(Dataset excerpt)

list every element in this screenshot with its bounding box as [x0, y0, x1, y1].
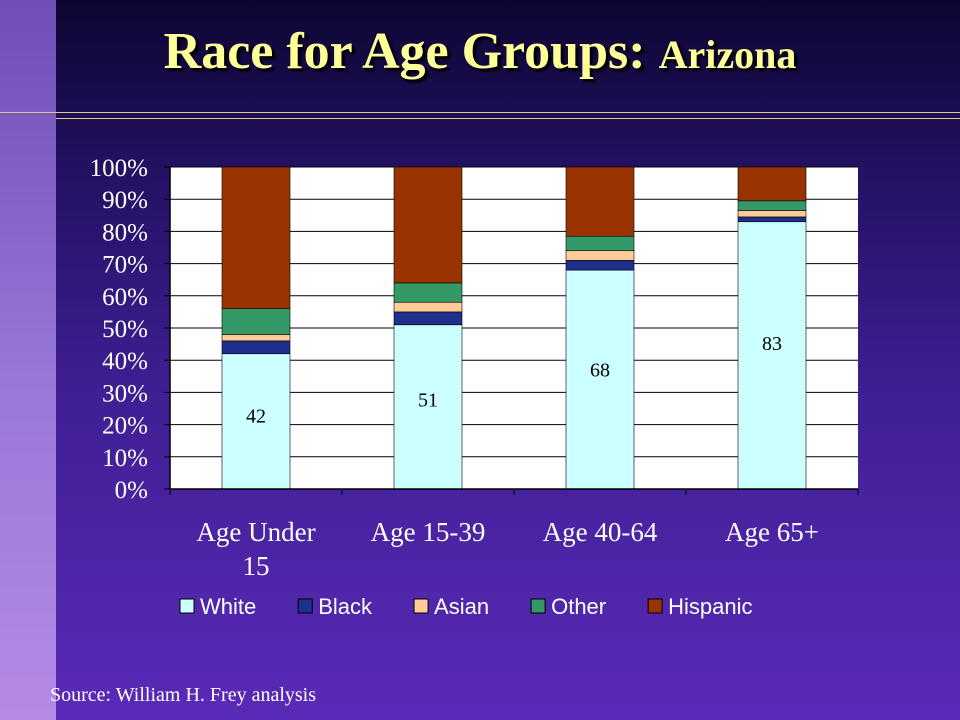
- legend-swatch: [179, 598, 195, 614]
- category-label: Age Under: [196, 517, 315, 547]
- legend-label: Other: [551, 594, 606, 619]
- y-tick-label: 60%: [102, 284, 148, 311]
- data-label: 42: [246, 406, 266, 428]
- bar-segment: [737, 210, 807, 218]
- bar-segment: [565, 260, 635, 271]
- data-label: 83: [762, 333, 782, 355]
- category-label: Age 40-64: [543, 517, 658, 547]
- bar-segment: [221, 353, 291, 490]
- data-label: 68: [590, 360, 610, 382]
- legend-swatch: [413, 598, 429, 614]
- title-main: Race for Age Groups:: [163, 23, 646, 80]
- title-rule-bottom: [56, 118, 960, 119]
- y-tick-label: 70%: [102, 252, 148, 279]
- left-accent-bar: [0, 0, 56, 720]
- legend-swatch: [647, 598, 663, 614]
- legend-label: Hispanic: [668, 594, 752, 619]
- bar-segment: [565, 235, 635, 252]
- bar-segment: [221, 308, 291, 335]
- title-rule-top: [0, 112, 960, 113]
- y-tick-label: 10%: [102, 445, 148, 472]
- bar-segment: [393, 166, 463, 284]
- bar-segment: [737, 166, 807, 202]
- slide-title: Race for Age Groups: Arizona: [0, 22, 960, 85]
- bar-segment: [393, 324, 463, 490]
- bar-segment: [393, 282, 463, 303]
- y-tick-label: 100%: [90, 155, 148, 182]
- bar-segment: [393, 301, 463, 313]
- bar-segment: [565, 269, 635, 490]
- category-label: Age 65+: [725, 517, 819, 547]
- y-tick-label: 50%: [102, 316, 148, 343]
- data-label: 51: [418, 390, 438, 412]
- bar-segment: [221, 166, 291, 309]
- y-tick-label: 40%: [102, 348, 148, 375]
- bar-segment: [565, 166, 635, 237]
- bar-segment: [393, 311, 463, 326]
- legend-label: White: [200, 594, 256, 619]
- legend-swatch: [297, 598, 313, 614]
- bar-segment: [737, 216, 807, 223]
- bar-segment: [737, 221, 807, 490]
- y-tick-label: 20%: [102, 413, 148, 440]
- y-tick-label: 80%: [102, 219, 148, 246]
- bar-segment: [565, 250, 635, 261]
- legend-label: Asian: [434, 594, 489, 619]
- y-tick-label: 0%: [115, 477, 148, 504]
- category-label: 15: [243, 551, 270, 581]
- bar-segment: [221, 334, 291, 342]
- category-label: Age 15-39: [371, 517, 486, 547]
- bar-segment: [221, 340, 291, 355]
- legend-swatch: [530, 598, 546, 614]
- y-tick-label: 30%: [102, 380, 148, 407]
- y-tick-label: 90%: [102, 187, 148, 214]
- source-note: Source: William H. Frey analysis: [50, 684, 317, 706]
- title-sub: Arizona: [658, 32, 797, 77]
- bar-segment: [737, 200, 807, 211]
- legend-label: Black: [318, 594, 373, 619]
---
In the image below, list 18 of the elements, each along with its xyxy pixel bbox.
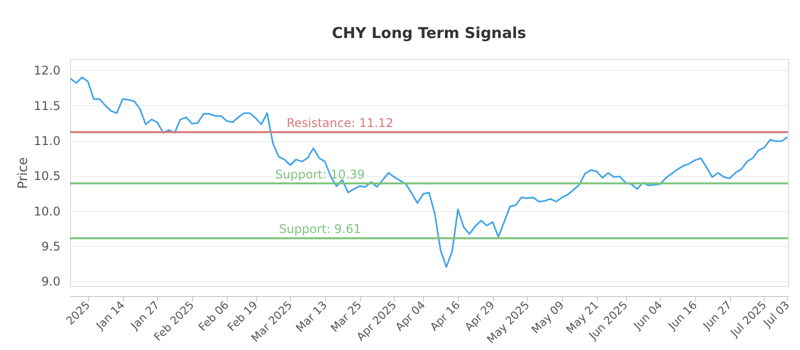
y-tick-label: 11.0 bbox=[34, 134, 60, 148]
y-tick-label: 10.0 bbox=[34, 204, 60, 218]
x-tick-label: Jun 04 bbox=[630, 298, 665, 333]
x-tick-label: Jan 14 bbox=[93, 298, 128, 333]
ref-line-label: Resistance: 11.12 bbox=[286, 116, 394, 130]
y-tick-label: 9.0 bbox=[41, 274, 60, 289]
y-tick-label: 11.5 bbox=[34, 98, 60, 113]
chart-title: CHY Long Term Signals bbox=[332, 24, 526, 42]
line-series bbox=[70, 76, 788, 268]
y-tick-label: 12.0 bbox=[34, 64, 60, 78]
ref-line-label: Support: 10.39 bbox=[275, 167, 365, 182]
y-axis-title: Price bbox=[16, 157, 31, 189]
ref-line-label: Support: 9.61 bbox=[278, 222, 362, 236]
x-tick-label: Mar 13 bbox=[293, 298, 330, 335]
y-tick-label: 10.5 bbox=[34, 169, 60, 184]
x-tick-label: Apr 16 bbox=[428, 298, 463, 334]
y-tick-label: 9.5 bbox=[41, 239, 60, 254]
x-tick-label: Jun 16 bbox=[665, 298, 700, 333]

- TASK REQUIREMENTS
Can you reproduce, unchanged, the lines between the one containing "y-tick-label: 11.0 bbox=[34, 134, 60, 148]" and the one containing "x-tick-label: Jun 16", inclusive?

- ANSWER TO THIS PROBLEM
y-tick-label: 11.0 bbox=[34, 134, 60, 148]
y-tick-label: 10.0 bbox=[34, 204, 60, 218]
x-tick-label: Jun 04 bbox=[630, 298, 665, 333]
x-tick-label: Jan 14 bbox=[93, 298, 128, 333]
ref-line-label: Resistance: 11.12 bbox=[286, 116, 394, 130]
y-tick-label: 9.0 bbox=[41, 274, 60, 289]
y-tick-label: 11.5 bbox=[34, 98, 60, 113]
chart-title: CHY Long Term Signals bbox=[332, 24, 526, 42]
line-series bbox=[70, 76, 788, 268]
y-tick-label: 12.0 bbox=[34, 64, 60, 78]
ref-line-label: Support: 10.39 bbox=[275, 167, 365, 182]
y-axis-title: Price bbox=[16, 157, 31, 189]
ref-line-label: Support: 9.61 bbox=[278, 222, 362, 236]
x-tick-label: Mar 13 bbox=[293, 298, 330, 335]
y-tick-label: 10.5 bbox=[34, 169, 60, 184]
x-tick-label: Apr 16 bbox=[428, 298, 463, 334]
y-tick-label: 9.5 bbox=[41, 239, 60, 254]
x-tick-label: Jun 16 bbox=[665, 298, 700, 333]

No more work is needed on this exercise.